** Start of MATERIAL FOR THE TASK **

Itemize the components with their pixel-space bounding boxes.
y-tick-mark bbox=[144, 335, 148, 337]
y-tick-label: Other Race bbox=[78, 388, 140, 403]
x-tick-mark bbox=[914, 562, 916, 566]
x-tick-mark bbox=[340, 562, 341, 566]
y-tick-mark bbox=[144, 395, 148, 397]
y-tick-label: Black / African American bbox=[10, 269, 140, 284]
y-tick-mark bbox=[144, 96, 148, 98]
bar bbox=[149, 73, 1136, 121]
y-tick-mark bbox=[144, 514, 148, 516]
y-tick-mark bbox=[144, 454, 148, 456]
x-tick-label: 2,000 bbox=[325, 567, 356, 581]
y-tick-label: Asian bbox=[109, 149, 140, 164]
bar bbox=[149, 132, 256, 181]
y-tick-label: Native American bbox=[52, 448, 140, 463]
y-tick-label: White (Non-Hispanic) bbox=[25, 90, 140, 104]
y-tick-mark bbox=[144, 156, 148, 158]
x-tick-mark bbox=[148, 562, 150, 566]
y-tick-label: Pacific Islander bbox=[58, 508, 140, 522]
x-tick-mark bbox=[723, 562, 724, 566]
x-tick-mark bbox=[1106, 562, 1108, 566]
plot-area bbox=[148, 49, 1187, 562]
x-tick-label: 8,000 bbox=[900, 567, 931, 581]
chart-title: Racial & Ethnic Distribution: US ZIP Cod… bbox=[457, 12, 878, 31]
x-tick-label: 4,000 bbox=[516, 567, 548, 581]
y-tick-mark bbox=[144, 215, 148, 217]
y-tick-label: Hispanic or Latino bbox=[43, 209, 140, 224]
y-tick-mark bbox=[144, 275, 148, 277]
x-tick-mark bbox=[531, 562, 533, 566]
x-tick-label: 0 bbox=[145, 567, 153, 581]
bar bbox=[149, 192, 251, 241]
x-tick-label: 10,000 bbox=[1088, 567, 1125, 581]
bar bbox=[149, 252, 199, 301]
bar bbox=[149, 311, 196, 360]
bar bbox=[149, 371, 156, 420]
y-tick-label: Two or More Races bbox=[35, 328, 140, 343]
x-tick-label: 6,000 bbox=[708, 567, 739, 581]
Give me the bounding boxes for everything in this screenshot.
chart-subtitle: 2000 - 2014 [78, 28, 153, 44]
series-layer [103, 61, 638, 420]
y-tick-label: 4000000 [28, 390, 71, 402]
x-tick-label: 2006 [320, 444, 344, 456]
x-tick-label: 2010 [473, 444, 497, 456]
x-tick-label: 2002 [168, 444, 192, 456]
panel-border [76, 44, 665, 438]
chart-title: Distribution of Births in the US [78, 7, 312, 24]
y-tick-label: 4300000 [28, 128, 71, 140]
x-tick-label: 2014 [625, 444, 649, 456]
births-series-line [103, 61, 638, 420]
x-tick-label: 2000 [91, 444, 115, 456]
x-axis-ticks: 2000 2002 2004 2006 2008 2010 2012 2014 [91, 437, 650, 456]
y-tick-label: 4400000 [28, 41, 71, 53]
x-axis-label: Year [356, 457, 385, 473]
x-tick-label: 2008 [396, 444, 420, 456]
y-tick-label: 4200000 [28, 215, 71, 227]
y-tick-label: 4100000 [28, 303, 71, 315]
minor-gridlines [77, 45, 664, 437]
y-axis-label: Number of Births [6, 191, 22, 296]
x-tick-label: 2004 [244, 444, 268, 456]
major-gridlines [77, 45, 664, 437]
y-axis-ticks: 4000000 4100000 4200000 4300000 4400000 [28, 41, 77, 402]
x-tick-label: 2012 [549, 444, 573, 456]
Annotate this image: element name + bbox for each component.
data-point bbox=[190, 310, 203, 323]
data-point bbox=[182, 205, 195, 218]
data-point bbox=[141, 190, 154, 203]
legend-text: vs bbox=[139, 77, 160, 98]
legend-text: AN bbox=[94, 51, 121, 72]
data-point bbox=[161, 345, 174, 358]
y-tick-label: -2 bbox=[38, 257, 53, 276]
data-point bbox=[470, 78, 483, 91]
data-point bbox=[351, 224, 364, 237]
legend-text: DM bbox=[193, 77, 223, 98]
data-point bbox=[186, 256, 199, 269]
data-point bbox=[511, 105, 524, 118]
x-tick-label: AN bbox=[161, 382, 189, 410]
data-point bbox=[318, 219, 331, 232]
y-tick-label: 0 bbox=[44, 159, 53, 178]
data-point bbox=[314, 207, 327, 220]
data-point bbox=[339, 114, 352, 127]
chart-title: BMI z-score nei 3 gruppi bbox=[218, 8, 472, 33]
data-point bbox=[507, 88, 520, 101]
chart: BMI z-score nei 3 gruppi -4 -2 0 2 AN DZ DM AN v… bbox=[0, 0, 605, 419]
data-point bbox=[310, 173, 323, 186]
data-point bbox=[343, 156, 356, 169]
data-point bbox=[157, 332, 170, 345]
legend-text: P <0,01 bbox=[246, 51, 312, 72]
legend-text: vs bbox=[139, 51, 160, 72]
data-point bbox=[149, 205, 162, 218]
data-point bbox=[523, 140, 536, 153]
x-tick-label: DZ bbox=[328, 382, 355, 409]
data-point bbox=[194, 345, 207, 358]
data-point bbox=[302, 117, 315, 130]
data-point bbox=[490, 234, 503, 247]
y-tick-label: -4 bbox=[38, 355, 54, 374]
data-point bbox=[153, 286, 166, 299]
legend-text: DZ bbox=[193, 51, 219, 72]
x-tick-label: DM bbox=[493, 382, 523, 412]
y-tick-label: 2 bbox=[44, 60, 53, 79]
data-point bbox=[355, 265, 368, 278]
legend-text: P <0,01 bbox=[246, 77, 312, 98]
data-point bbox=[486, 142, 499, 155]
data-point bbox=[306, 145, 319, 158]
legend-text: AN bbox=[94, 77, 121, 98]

** End of MATERIAL FOR THE TASK **

TASK BRIEF: Rewrite the listing, switching every "data-point" to "marker" and leaving everything else unchanged.

OUTPUT FOR THIS EXERCISE:
Itemize the components with their pixel-space bounding boxes.
y-tick-mark bbox=[144, 335, 148, 337]
y-tick-label: Other Race bbox=[78, 388, 140, 403]
x-tick-mark bbox=[914, 562, 916, 566]
x-tick-mark bbox=[340, 562, 341, 566]
y-tick-mark bbox=[144, 395, 148, 397]
y-tick-label: Black / African American bbox=[10, 269, 140, 284]
y-tick-mark bbox=[144, 96, 148, 98]
bar bbox=[149, 73, 1136, 121]
y-tick-mark bbox=[144, 514, 148, 516]
y-tick-mark bbox=[144, 454, 148, 456]
x-tick-label: 2,000 bbox=[325, 567, 356, 581]
y-tick-label: Asian bbox=[109, 149, 140, 164]
bar bbox=[149, 132, 256, 181]
y-tick-label: Native American bbox=[52, 448, 140, 463]
y-tick-label: White (Non-Hispanic) bbox=[25, 90, 140, 104]
y-tick-mark bbox=[144, 156, 148, 158]
x-tick-mark bbox=[148, 562, 150, 566]
y-tick-label: Pacific Islander bbox=[58, 508, 140, 522]
x-tick-mark bbox=[723, 562, 724, 566]
x-tick-mark bbox=[1106, 562, 1108, 566]
plot-area bbox=[148, 49, 1187, 562]
x-tick-label: 8,000 bbox=[900, 567, 931, 581]
chart-title: Racial & Ethnic Distribution: US ZIP Cod… bbox=[457, 12, 878, 31]
x-tick-label: 4,000 bbox=[516, 567, 548, 581]
y-tick-mark bbox=[144, 215, 148, 217]
y-tick-label: Hispanic or Latino bbox=[43, 209, 140, 224]
y-tick-mark bbox=[144, 275, 148, 277]
x-tick-mark bbox=[531, 562, 533, 566]
x-tick-label: 0 bbox=[145, 567, 153, 581]
bar bbox=[149, 192, 251, 241]
x-tick-label: 10,000 bbox=[1088, 567, 1125, 581]
bar bbox=[149, 252, 199, 301]
bar bbox=[149, 311, 196, 360]
bar bbox=[149, 371, 156, 420]
y-tick-label: Two or More Races bbox=[35, 328, 140, 343]
x-tick-label: 6,000 bbox=[708, 567, 739, 581]
Give me the bounding boxes for everything in this screenshot.
chart-subtitle: 2000 - 2014 [78, 28, 153, 44]
series-layer [103, 61, 638, 420]
y-tick-label: 4000000 [28, 390, 71, 402]
x-tick-label: 2006 [320, 444, 344, 456]
x-tick-label: 2010 [473, 444, 497, 456]
x-tick-label: 2002 [168, 444, 192, 456]
panel-border [76, 44, 665, 438]
chart-title: Distribution of Births in the US [78, 7, 312, 24]
y-tick-label: 4300000 [28, 128, 71, 140]
x-tick-label: 2014 [625, 444, 649, 456]
births-series-line [103, 61, 638, 420]
x-tick-label: 2000 [91, 444, 115, 456]
x-axis-ticks: 2000 2002 2004 2006 2008 2010 2012 2014 [91, 437, 650, 456]
y-tick-label: 4400000 [28, 41, 71, 53]
x-axis-label: Year [356, 457, 385, 473]
x-tick-label: 2008 [396, 444, 420, 456]
y-tick-label: 4200000 [28, 215, 71, 227]
y-tick-label: 4100000 [28, 303, 71, 315]
minor-gridlines [77, 45, 664, 437]
y-axis-label: Number of Births [6, 191, 22, 296]
x-tick-label: 2004 [244, 444, 268, 456]
major-gridlines [77, 45, 664, 437]
y-axis-ticks: 4000000 4100000 4200000 4300000 4400000 [28, 41, 77, 402]
x-tick-label: 2012 [549, 444, 573, 456]
Annotate this image: element name + bbox for each component.
marker bbox=[190, 310, 203, 323]
marker bbox=[182, 205, 195, 218]
marker bbox=[141, 190, 154, 203]
legend-text: vs bbox=[139, 77, 160, 98]
legend-text: AN bbox=[94, 51, 121, 72]
marker bbox=[161, 345, 174, 358]
y-tick-label: -2 bbox=[38, 257, 53, 276]
marker bbox=[470, 78, 483, 91]
marker bbox=[351, 224, 364, 237]
legend-text: DM bbox=[193, 77, 223, 98]
marker bbox=[186, 256, 199, 269]
marker bbox=[511, 105, 524, 118]
x-tick-label: AN bbox=[161, 382, 189, 410]
marker bbox=[318, 219, 331, 232]
y-tick-label: 0 bbox=[44, 159, 53, 178]
marker bbox=[314, 207, 327, 220]
marker bbox=[339, 114, 352, 127]
chart-title: BMI z-score nei 3 gruppi bbox=[218, 8, 472, 33]
marker bbox=[507, 88, 520, 101]
chart: BMI z-score nei 3 gruppi -4 -2 0 2 AN DZ DM AN v… bbox=[0, 0, 605, 419]
marker bbox=[310, 173, 323, 186]
marker bbox=[343, 156, 356, 169]
marker bbox=[157, 332, 170, 345]
legend-text: P <0,01 bbox=[246, 51, 312, 72]
legend-text: vs bbox=[139, 51, 160, 72]
marker bbox=[149, 205, 162, 218]
marker bbox=[523, 140, 536, 153]
x-tick-label: DZ bbox=[328, 382, 355, 409]
marker bbox=[194, 345, 207, 358]
marker bbox=[302, 117, 315, 130]
marker bbox=[490, 234, 503, 247]
y-tick-label: -4 bbox=[38, 355, 54, 374]
marker bbox=[153, 286, 166, 299]
legend-text: DZ bbox=[193, 51, 219, 72]
x-tick-label: DM bbox=[493, 382, 523, 412]
y-tick-label: 2 bbox=[44, 60, 53, 79]
marker bbox=[355, 265, 368, 278]
legend-text: P <0,01 bbox=[246, 77, 312, 98]
marker bbox=[486, 142, 499, 155]
marker bbox=[306, 145, 319, 158]
legend-text: AN bbox=[94, 77, 121, 98]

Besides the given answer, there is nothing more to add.